■ WHAT YOU WILL DO: For the material that follows, list every line containing the word "megjegyzés".
────
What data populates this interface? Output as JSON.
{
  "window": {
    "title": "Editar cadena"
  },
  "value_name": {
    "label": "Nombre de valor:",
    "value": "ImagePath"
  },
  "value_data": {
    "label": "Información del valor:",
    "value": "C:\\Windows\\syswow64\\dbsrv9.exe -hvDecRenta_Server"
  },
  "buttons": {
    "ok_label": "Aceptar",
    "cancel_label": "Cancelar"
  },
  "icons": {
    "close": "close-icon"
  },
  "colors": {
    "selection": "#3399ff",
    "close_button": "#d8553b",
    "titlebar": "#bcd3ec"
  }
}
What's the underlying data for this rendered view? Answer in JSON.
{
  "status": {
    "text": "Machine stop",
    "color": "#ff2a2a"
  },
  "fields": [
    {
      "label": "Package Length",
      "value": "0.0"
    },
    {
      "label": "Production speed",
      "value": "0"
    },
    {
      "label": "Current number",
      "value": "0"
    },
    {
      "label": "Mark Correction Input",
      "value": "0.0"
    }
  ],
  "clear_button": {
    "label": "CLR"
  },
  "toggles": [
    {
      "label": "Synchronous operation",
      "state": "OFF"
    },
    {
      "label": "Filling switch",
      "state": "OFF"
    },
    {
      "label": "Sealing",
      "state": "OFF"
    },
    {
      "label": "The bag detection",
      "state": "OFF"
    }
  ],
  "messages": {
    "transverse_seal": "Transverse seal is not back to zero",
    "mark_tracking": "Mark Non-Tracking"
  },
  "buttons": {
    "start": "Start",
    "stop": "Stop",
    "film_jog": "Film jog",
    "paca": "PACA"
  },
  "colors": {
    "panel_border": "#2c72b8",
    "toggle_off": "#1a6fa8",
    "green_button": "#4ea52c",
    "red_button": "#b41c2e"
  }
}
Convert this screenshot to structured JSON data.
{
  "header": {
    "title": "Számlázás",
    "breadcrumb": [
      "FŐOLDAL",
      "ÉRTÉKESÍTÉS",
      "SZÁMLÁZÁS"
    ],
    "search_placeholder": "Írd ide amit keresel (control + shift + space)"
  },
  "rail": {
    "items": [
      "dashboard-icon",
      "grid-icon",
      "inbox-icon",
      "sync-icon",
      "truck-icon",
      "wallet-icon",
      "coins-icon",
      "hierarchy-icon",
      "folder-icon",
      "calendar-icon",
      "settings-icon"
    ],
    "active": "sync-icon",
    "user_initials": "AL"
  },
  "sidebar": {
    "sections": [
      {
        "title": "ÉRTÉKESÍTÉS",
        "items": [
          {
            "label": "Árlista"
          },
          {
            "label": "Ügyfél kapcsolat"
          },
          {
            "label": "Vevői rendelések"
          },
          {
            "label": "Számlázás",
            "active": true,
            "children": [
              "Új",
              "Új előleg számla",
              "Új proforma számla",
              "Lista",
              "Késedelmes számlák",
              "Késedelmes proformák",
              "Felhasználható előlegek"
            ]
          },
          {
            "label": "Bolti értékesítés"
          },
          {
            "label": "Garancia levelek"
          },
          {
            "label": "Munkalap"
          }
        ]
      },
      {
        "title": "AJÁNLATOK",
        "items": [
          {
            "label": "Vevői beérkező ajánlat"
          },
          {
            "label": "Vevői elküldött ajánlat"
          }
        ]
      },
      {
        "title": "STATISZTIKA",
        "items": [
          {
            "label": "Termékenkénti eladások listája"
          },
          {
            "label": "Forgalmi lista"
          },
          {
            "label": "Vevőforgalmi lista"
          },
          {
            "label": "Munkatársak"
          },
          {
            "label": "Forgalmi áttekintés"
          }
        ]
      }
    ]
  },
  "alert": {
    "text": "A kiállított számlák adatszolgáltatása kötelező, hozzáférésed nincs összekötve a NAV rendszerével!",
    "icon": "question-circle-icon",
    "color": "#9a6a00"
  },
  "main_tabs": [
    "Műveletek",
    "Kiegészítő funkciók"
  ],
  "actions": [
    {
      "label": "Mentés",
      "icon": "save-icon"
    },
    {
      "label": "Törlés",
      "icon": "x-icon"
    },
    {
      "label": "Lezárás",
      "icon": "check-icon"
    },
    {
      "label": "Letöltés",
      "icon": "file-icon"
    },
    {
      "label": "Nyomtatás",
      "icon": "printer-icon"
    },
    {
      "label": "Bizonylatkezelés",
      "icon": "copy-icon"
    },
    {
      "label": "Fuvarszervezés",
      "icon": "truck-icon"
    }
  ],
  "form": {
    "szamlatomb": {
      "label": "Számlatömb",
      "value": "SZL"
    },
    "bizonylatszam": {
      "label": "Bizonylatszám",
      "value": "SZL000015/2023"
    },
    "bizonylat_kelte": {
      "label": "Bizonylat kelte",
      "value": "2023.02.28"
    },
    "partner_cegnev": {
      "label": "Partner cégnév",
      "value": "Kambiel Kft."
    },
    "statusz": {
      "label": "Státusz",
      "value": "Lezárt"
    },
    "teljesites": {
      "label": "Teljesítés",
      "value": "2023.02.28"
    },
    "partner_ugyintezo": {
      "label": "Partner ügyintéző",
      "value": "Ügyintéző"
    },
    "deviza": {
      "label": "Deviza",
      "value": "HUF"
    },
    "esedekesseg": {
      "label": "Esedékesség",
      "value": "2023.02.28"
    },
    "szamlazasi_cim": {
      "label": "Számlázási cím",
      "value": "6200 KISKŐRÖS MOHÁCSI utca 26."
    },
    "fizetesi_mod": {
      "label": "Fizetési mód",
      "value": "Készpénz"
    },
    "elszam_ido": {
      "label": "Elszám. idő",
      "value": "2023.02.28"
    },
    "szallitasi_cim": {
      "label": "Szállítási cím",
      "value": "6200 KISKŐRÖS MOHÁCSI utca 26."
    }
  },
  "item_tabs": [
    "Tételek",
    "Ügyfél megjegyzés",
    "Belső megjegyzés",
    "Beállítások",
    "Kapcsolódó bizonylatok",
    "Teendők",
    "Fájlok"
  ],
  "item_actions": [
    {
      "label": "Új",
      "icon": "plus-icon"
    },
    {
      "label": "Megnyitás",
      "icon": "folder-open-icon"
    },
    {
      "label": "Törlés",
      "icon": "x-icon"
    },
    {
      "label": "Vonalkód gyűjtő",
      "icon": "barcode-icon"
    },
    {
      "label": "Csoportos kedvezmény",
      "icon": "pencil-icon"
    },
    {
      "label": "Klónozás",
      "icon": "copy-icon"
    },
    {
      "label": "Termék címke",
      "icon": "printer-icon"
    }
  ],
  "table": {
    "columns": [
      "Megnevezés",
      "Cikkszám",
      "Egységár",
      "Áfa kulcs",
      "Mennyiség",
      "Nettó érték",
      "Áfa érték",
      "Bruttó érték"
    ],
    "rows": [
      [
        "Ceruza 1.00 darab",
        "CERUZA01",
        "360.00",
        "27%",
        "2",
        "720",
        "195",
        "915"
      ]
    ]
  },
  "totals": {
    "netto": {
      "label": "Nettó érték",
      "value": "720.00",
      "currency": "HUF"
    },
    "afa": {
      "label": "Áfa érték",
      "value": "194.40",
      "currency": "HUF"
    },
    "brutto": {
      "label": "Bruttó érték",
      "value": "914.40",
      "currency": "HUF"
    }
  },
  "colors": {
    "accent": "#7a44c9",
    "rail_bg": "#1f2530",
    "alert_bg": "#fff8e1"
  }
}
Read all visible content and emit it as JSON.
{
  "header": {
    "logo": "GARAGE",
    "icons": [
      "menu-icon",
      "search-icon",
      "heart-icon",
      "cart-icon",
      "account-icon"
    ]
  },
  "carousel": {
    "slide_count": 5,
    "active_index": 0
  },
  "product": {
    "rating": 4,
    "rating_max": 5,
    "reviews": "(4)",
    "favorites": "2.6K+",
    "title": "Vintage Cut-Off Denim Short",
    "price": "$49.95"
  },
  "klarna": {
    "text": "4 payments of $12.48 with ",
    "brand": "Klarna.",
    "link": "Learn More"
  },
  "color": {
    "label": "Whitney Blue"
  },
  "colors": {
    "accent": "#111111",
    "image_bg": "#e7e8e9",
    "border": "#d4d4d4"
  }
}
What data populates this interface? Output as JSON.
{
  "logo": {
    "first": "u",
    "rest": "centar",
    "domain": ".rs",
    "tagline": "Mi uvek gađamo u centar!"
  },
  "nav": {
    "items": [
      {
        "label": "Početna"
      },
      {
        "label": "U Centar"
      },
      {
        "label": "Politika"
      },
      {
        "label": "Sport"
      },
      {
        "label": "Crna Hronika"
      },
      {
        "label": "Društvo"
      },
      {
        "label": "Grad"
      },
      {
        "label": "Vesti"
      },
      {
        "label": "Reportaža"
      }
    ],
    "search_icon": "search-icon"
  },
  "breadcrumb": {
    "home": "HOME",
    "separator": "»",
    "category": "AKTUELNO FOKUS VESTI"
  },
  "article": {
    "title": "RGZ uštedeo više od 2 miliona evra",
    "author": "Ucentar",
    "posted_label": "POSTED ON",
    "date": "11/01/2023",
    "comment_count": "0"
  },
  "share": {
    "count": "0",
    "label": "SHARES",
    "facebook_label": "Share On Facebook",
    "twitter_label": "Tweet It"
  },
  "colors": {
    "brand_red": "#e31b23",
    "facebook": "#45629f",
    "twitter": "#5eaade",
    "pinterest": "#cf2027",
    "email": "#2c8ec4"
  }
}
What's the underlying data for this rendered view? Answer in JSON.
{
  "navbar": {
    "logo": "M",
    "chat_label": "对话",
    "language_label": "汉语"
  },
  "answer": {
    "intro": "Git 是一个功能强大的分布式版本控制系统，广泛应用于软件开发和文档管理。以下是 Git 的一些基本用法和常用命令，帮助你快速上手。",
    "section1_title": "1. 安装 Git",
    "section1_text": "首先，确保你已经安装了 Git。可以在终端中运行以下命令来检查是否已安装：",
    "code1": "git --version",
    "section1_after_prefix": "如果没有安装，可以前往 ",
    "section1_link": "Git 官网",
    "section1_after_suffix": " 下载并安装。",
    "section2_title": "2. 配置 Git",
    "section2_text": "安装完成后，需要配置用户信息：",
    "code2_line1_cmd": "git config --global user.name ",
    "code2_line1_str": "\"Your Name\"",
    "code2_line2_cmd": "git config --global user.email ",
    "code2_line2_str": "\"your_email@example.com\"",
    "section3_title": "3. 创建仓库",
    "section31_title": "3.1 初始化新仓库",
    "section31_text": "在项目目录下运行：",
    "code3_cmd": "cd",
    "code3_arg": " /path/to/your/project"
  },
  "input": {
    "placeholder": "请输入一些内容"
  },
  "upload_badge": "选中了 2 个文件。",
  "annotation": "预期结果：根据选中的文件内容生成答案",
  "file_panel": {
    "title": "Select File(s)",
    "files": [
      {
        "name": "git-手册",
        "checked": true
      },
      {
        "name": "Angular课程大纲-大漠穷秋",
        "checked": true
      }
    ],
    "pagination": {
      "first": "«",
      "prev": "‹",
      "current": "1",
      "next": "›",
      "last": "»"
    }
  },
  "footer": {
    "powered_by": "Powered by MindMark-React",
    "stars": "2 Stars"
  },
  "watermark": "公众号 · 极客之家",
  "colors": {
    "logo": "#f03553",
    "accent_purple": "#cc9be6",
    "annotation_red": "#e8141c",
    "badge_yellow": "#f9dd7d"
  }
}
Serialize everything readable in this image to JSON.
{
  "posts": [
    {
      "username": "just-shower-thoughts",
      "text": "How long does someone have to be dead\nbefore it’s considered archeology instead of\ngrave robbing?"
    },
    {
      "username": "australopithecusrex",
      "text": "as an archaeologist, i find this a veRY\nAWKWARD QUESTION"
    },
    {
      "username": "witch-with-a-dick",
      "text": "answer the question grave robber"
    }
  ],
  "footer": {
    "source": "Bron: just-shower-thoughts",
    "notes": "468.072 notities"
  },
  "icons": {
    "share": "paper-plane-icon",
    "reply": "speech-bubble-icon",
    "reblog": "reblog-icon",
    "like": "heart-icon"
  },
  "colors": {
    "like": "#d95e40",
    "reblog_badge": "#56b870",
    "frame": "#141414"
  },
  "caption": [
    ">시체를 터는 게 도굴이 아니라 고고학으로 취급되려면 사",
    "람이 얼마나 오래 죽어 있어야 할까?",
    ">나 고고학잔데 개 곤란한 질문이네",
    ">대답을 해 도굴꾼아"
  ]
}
────
■ WORKED SOLUTION:
    "Ügyfél megjegyzés",
    "Belső megjegyzés",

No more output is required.